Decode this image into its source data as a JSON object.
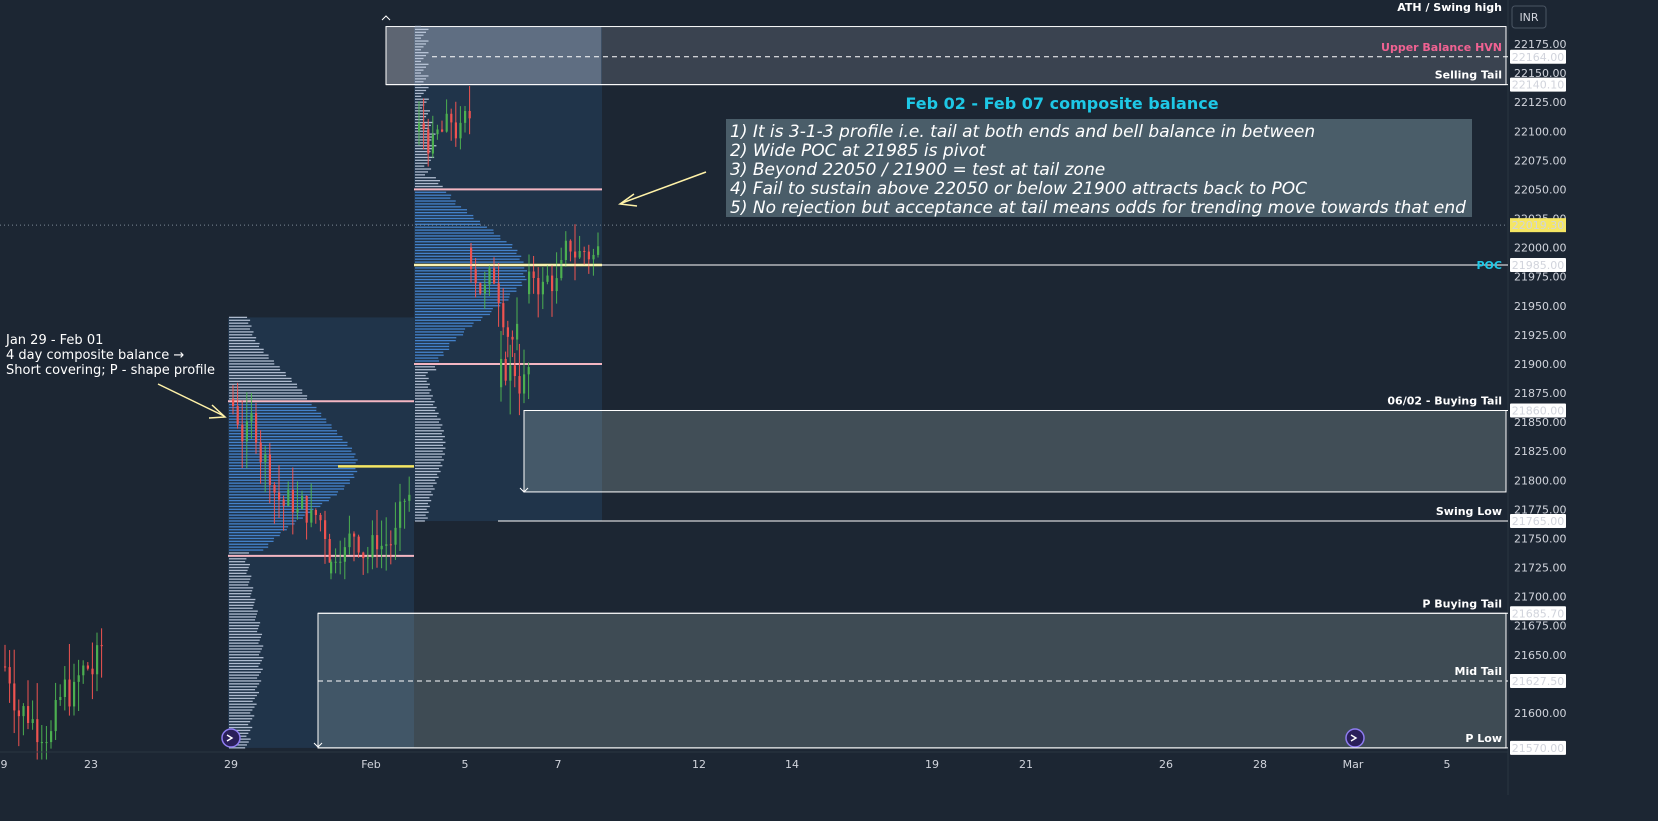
{
  "currency": "INR",
  "colors": {
    "background": "#1c2633",
    "up": "#4caf50",
    "down": "#ef5350",
    "profile_old": "#4a8fe0",
    "profile_new": "#4a8fe0",
    "profile_tail": "#c8d4e6",
    "poc": "#f5e663",
    "value_area": "#f4b6c2",
    "title_cyan": "#1ec8e6",
    "pink_label": "#f06292"
  },
  "x_axis": {
    "ticks": [
      "9",
      "23",
      "29",
      "Feb",
      "5",
      "7",
      "12",
      "14",
      "19",
      "21",
      "26",
      "28",
      "Mar",
      "5"
    ]
  },
  "y_axis": {
    "ticks": [
      "22175.00",
      "22150.00",
      "22125.00",
      "22100.00",
      "22075.00",
      "22050.00",
      "22025.00",
      "22000.00",
      "21975.00",
      "21950.00",
      "21925.00",
      "21900.00",
      "21875.00",
      "21850.00",
      "21825.00",
      "21800.00",
      "21775.00",
      "21750.00",
      "21725.00",
      "21700.00",
      "21675.00",
      "21650.00",
      "21625.00",
      "21600.00"
    ],
    "last_price": "22019.30"
  },
  "price_levels": [
    {
      "price": 22164.0,
      "label": "22164.00",
      "name": "Upper Balance HVN",
      "style": "dashed",
      "text_color": "#f06292"
    },
    {
      "price": 22140.1,
      "label": "22140.10",
      "name": "Selling Tail",
      "style": "solid",
      "text_color": "#ffffff"
    },
    {
      "price": 21985.0,
      "label": "21985.00",
      "name": "POC",
      "style": "solid",
      "text_color": "#1ec8e6"
    },
    {
      "price": 21860.0,
      "label": "21860.00",
      "name": "06/02 - Buying Tail",
      "style": "solid",
      "text_color": "#ffffff"
    },
    {
      "price": 21765.0,
      "label": "21765.00",
      "name": "Swing Low",
      "style": "solid",
      "text_color": "#ffffff"
    },
    {
      "price": 21685.7,
      "label": "21685.70",
      "name": "P Buying Tail",
      "style": "solid",
      "text_color": "#ffffff"
    },
    {
      "price": 21627.5,
      "label": "21627.50",
      "name": "Mid Tail",
      "style": "dashed",
      "text_color": "#ffffff"
    },
    {
      "price": 21570.0,
      "label": "21570.00",
      "name": "P Low",
      "style": "solid",
      "text_color": "#ffffff"
    }
  ],
  "top_label": "ATH / Swing high",
  "annotation_main": {
    "title": "Feb 02 - Feb 07 composite balance",
    "lines": [
      "1) It is 3-1-3 profile i.e. tail at both ends and bell balance in between",
      "2) Wide POC at 21985 is pivot",
      "3) Beyond 22050 / 21900 = test at tail zone",
      "4) Fail to sustain above 22050 or below 21900 attracts back to POC",
      "5) No rejection but acceptance at tail means odds for trending move towards that end"
    ]
  },
  "annotation_left": {
    "lines": [
      "Jan 29 - Feb 01",
      "4 day composite balance →",
      "Short covering; P - shape profile"
    ]
  },
  "chart_data": {
    "type": "candlestick",
    "title": "",
    "y_range": [
      21565,
      22190
    ],
    "composite_profiles": [
      {
        "name": "Jan 29 - Feb 01",
        "poc": 21812,
        "vah": 21868,
        "val": 21735,
        "high": 21940,
        "low": 21570
      },
      {
        "name": "Feb 02 - Feb 07",
        "poc": 21985,
        "vah": 22050,
        "val": 21900,
        "high": 22190,
        "low": 21765
      }
    ],
    "zones": [
      {
        "name": "Selling Tail",
        "top": 22190,
        "bottom": 22140.1
      },
      {
        "name": "06/02 - Buying Tail",
        "top": 21860,
        "bottom": 21790
      },
      {
        "name": "P Buying Tail",
        "top": 21685.7,
        "bottom": 21570
      }
    ]
  }
}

· · ·

▸ **GOAL**: Transcribe all entries above exactly. Drop the pictures.

▸ **TASK RESPONSE**:
Decode this image into its source data as a JSON object.
{
  "currency": "INR",
  "colors": {
    "background": "#1c2633",
    "up": "#4caf50",
    "down": "#ef5350",
    "profile_old": "#4a8fe0",
    "profile_new": "#4a8fe0",
    "profile_tail": "#c8d4e6",
    "poc": "#f5e663",
    "value_area": "#f4b6c2",
    "title_cyan": "#1ec8e6",
    "pink_label": "#f06292"
  },
  "x_axis": {
    "ticks": [
      "9",
      "23",
      "29",
      "Feb",
      "5",
      "7",
      "12",
      "14",
      "19",
      "21",
      "26",
      "28",
      "Mar",
      "5"
    ]
  },
  "y_axis": {
    "ticks": [
      "22175.00",
      "22150.00",
      "22125.00",
      "22100.00",
      "22075.00",
      "22050.00",
      "22025.00",
      "22000.00",
      "21975.00",
      "21950.00",
      "21925.00",
      "21900.00",
      "21875.00",
      "21850.00",
      "21825.00",
      "21800.00",
      "21775.00",
      "21750.00",
      "21725.00",
      "21700.00",
      "21675.00",
      "21650.00",
      "21625.00",
      "21600.00"
    ],
    "last_price": "22019.30"
  },
  "price_levels": [
    {
      "price": 22164.0,
      "label": "22164.00",
      "name": "Upper Balance HVN",
      "style": "dashed",
      "text_color": "#f06292"
    },
    {
      "price": 22140.1,
      "label": "22140.10",
      "name": "Selling Tail",
      "style": "solid",
      "text_color": "#ffffff"
    },
    {
      "price": 21985.0,
      "label": "21985.00",
      "name": "POC",
      "style": "solid",
      "text_color": "#1ec8e6"
    },
    {
      "price": 21860.0,
      "label": "21860.00",
      "name": "06/02 - Buying Tail",
      "style": "solid",
      "text_color": "#ffffff"
    },
    {
      "price": 21765.0,
      "label": "21765.00",
      "name": "Swing Low",
      "style": "solid",
      "text_color": "#ffffff"
    },
    {
      "price": 21685.7,
      "label": "21685.70",
      "name": "P Buying Tail",
      "style": "solid",
      "text_color": "#ffffff"
    },
    {
      "price": 21627.5,
      "label": "21627.50",
      "name": "Mid Tail",
      "style": "dashed",
      "text_color": "#ffffff"
    },
    {
      "price": 21570.0,
      "label": "21570.00",
      "name": "P Low",
      "style": "solid",
      "text_color": "#ffffff"
    }
  ],
  "top_label": "ATH / Swing high",
  "annotation_main": {
    "title": "Feb 02 - Feb 07 composite balance",
    "lines": [
      "1) It is 3-1-3 profile i.e. tail at both ends and bell balance in between",
      "2) Wide POC at 21985 is pivot",
      "3) Beyond 22050 / 21900 = test at tail zone",
      "4) Fail to sustain above 22050 or below 21900 attracts back to POC",
      "5) No rejection but acceptance at tail means odds for trending move towards that end"
    ]
  },
  "annotation_left": {
    "lines": [
      "Jan 29 - Feb 01",
      "4 day composite balance →",
      "Short covering; P - shape profile"
    ]
  },
  "chart_data": {
    "type": "candlestick",
    "title": "",
    "y_range": [
      21565,
      22190
    ],
    "composite_profiles": [
      {
        "name": "Jan 29 - Feb 01",
        "poc": 21812,
        "vah": 21868,
        "val": 21735,
        "high": 21940,
        "low": 21570
      },
      {
        "name": "Feb 02 - Feb 07",
        "poc": 21985,
        "vah": 22050,
        "val": 21900,
        "high": 22190,
        "low": 21765
      }
    ],
    "zones": [
      {
        "name": "Selling Tail",
        "top": 22190,
        "bottom": 22140.1
      },
      {
        "name": "06/02 - Buying Tail",
        "top": 21860,
        "bottom": 21790
      },
      {
        "name": "P Buying Tail",
        "top": 21685.7,
        "bottom": 21570
      }
    ]
  }
}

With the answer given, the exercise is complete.